REQUIRED TASK:
Transcribe the full listing below exactly.

Lines of data:

==================================================

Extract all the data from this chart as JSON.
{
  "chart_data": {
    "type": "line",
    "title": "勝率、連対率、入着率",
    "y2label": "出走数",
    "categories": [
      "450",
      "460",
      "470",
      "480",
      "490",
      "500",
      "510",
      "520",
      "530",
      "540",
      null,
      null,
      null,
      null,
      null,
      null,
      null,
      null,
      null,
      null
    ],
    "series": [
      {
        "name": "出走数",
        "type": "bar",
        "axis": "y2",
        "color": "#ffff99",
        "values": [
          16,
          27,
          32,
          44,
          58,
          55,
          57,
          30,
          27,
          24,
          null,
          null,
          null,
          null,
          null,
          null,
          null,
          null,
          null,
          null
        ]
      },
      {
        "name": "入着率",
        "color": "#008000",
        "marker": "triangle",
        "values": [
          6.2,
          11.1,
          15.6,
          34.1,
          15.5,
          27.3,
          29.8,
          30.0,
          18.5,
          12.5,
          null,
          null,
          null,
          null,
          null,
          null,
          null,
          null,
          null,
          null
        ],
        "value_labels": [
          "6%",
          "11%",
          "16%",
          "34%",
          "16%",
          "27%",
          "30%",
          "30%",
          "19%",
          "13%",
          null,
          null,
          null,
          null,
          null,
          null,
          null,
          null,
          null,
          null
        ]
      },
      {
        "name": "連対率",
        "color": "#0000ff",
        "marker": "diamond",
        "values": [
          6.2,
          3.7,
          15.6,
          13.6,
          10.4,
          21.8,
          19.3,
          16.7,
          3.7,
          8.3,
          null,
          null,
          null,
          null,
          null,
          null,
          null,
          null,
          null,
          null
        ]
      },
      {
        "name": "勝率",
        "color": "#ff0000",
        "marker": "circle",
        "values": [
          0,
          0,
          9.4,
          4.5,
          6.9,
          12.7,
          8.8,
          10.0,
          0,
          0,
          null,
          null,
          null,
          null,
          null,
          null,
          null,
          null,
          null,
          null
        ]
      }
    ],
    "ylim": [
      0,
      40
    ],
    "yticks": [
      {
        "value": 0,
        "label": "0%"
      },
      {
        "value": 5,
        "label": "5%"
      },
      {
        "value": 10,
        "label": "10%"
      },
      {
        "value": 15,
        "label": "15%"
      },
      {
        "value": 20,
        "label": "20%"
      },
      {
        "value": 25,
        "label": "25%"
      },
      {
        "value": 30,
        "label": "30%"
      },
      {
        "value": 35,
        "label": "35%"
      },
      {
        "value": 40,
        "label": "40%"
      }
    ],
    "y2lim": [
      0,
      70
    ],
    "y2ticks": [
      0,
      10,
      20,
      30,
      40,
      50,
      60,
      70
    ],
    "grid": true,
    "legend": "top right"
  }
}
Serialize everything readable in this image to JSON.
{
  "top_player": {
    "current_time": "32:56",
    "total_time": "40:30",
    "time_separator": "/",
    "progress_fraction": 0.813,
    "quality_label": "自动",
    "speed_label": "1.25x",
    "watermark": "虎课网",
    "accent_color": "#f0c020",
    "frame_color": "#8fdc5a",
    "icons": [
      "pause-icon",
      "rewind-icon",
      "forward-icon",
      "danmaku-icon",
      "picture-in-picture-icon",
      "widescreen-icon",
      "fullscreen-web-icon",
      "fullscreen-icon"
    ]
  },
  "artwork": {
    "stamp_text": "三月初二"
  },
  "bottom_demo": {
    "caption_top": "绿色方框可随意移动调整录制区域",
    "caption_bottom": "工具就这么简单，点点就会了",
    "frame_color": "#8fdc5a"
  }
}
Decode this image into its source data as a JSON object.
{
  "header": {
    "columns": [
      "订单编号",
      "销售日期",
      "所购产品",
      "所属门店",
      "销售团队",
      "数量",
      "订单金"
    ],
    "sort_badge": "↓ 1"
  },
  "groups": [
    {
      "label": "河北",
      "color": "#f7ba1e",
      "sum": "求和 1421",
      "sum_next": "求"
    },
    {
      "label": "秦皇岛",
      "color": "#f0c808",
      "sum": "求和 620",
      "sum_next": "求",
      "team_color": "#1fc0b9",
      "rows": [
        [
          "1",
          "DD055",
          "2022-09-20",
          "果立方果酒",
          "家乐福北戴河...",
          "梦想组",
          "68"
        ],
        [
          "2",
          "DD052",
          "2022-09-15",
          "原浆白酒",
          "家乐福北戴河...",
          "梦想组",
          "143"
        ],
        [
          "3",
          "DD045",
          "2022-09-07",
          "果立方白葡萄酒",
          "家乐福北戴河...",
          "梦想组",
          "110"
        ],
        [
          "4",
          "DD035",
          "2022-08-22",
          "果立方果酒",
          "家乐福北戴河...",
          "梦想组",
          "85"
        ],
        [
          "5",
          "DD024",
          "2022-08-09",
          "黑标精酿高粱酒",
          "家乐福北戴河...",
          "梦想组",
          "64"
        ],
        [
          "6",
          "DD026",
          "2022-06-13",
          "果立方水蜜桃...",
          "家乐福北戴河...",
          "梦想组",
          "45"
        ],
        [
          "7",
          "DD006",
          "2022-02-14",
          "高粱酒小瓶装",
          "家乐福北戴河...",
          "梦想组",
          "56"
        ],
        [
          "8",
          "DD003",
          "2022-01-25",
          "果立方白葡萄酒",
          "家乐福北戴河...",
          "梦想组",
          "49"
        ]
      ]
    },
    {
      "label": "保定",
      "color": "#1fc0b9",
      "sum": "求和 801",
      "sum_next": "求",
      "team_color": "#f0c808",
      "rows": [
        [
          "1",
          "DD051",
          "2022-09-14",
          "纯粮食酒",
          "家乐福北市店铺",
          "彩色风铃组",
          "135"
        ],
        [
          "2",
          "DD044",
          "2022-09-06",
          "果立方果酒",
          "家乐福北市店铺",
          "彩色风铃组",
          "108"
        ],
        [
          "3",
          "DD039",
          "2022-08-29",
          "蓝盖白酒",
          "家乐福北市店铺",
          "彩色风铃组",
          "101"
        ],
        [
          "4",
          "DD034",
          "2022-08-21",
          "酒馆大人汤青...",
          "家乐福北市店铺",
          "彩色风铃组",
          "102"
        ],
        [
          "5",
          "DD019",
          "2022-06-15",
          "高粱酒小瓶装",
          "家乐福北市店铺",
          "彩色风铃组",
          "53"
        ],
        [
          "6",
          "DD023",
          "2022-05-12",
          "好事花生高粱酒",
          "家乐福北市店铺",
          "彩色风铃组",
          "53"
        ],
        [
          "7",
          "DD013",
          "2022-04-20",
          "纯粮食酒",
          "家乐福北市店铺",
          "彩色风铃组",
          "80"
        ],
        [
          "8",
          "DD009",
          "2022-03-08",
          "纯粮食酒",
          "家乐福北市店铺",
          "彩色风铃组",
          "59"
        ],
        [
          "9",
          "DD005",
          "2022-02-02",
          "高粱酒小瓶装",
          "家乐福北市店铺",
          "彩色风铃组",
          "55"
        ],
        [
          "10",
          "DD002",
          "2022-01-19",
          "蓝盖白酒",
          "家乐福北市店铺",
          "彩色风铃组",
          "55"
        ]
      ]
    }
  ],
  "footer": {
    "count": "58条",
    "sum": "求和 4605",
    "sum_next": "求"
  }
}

==================================================

COMPLETED TASK:
Extract all the data from this chart as JSON.
{
  "chart_data": {
    "type": "line",
    "title": "勝率、連対率、入着率",
    "y2label": "出走数",
    "categories": [
      "450",
      "460",
      "470",
      "480",
      "490",
      "500",
      "510",
      "520",
      "530",
      "540",
      null,
      null,
      null,
      null,
      null,
      null,
      null,
      null,
      null,
      null
    ],
    "series": [
      {
        "name": "出走数",
        "type": "bar",
        "axis": "y2",
        "color": "#ffff99",
        "values": [
          16,
          27,
          32,
          44,
          58,
          55,
          57,
          30,
          27,
          24,
          null,
          null,
          null,
          null,
          null,
          null,
          null,
          null,
          null,
          null
        ]
      },
      {
        "name": "入着率",
        "color": "#008000",
        "marker": "triangle",
        "values": [
          6.2,
          11.1,
          15.6,
          34.1,
          15.5,
          27.3,
          29.8,
          30.0,
          18.5,
          12.5,
          null,
          null,
          null,
          null,
          null,
          null,
          null,
          null,
          null,
          null
        ],
        "value_labels": [
          "6%",
          "11%",
          "16%",
          "34%",
          "16%",
          "27%",
          "30%",
          "30%",
          "19%",
          "13%",
          null,
          null,
          null,
          null,
          null,
          null,
          null,
          null,
          null,
          null
        ]
      },
      {
        "name": "連対率",
        "color": "#0000ff",
        "marker": "diamond",
        "values": [
          6.2,
          3.7,
          15.6,
          13.6,
          10.4,
          21.8,
          19.3,
          16.7,
          3.7,
          8.3,
          null,
          null,
          null,
          null,
          null,
          null,
          null,
          null,
          null,
          null
        ]
      },
      {
        "name": "勝率",
        "color": "#ff0000",
        "marker": "circle",
        "values": [
          0,
          0,
          9.4,
          4.5,
          6.9,
          12.7,
          8.8,
          10.0,
          0,
          0,
          null,
          null,
          null,
          null,
          null,
          null,
          null,
          null,
          null,
          null
        ]
      }
    ],
    "ylim": [
      0,
      40
    ],
    "yticks": [
      {
        "value": 0,
        "label": "0%"
      },
      {
        "value": 5,
        "label": "5%"
      },
      {
        "value": 10,
        "label": "10%"
      },
      {
        "value": 15,
        "label": "15%"
      },
      {
        "value": 20,
        "label": "20%"
      },
      {
        "value": 25,
        "label": "25%"
      },
      {
        "value": 30,
        "label": "30%"
      },
      {
        "value": 35,
        "label": "35%"
      },
      {
        "value": 40,
        "label": "40%"
      }
    ],
    "y2lim": [
      0,
      70
    ],
    "y2ticks": [
      0,
      10,
      20,
      30,
      40,
      50,
      60,
      70
    ],
    "grid": true,
    "legend": "top right"
  }
}
Serialize everything readable in this image to JSON.
{
  "top_player": {
    "current_time": "32:56",
    "total_time": "40:30",
    "time_separator": "/",
    "progress_fraction": 0.813,
    "quality_label": "自动",
    "speed_label": "1.25x",
    "watermark": "虎课网",
    "accent_color": "#f0c020",
    "frame_color": "#8fdc5a",
    "icons": [
      "pause-icon",
      "rewind-icon",
      "forward-icon",
      "danmaku-icon",
      "picture-in-picture-icon",
      "widescreen-icon",
      "fullscreen-web-icon",
      "fullscreen-icon"
    ]
  },
  "artwork": {
    "stamp_text": "三月初二"
  },
  "bottom_demo": {
    "caption_top": "绿色方框可随意移动调整录制区域",
    "caption_bottom": "工具就这么简单，点点就会了",
    "frame_color": "#8fdc5a"
  }
}
Decode this image into its source data as a JSON object.
{
  "header": {
    "columns": [
      "订单编号",
      "销售日期",
      "所购产品",
      "所属门店",
      "销售团队",
      "数量",
      "订单金"
    ],
    "sort_badge": "↓ 1"
  },
  "groups": [
    {
      "label": "河北",
      "color": "#f7ba1e",
      "sum": "求和 1421",
      "sum_next": "求"
    },
    {
      "label": "秦皇岛",
      "color": "#f0c808",
      "sum": "求和 620",
      "sum_next": "求",
      "team_color": "#1fc0b9",
      "rows": [
        [
          "1",
          "DD055",
          "2022-09-20",
          "果立方果酒",
          "家乐福北戴河...",
          "梦想组",
          "68"
        ],
        [
          "2",
          "DD052",
          "2022-09-15",
          "原浆白酒",
          "家乐福北戴河...",
          "梦想组",
          "143"
        ],
        [
          "3",
          "DD045",
          "2022-09-07",
          "果立方白葡萄酒",
          "家乐福北戴河...",
          "梦想组",
          "110"
        ],
        [
          "4",
          "DD035",
          "2022-08-22",
          "果立方果酒",
          "家乐福北戴河...",
          "梦想组",
          "85"
        ],
        [
          "5",
          "DD024",
          "2022-08-09",
          "黑标精酿高粱酒",
          "家乐福北戴河...",
          "梦想组",
          "64"
        ],
        [
          "6",
          "DD026",
          "2022-06-13",
          "果立方水蜜桃...",
          "家乐福北戴河...",
          "梦想组",
          "45"
        ],
        [
          "7",
          "DD006",
          "2022-02-14",
          "高粱酒小瓶装",
          "家乐福北戴河...",
          "梦想组",
          "56"
        ],
        [
          "8",
          "DD003",
          "2022-01-25",
          "果立方白葡萄酒",
          "家乐福北戴河...",
          "梦想组",
          "49"
        ]
      ]
    },
    {
      "label": "保定",
      "color": "#1fc0b9",
      "sum": "求和 801",
      "sum_next": "求",
      "team_color": "#f0c808",
      "rows": [
        [
          "1",
          "DD051",
          "2022-09-14",
          "纯粮食酒",
          "家乐福北市店铺",
          "彩色风铃组",
          "135"
        ],
        [
          "2",
          "DD044",
          "2022-09-06",
          "果立方果酒",
          "家乐福北市店铺",
          "彩色风铃组",
          "108"
        ],
        [
          "3",
          "DD039",
          "2022-08-29",
          "蓝盖白酒",
          "家乐福北市店铺",
          "彩色风铃组",
          "101"
        ],
        [
          "4",
          "DD034",
          "2022-08-21",
          "酒馆大人汤青...",
          "家乐福北市店铺",
          "彩色风铃组",
          "102"
        ],
        [
          "5",
          "DD019",
          "2022-06-15",
          "高粱酒小瓶装",
          "家乐福北市店铺",
          "彩色风铃组",
          "53"
        ],
        [
          "6",
          "DD023",
          "2022-05-12",
          "好事花生高粱酒",
          "家乐福北市店铺",
          "彩色风铃组",
          "53"
        ],
        [
          "7",
          "DD013",
          "2022-04-20",
          "纯粮食酒",
          "家乐福北市店铺",
          "彩色风铃组",
          "80"
        ],
        [
          "8",
          "DD009",
          "2022-03-08",
          "纯粮食酒",
          "家乐福北市店铺",
          "彩色风铃组",
          "59"
        ],
        [
          "9",
          "DD005",
          "2022-02-02",
          "高粱酒小瓶装",
          "家乐福北市店铺",
          "彩色风铃组",
          "55"
        ],
        [
          "10",
          "DD002",
          "2022-01-19",
          "蓝盖白酒",
          "家乐福北市店铺",
          "彩色风铃组",
          "55"
        ]
      ]
    }
  ],
  "footer": {
    "count": "58条",
    "sum": "求和 4605",
    "sum_next": "求"
  }
}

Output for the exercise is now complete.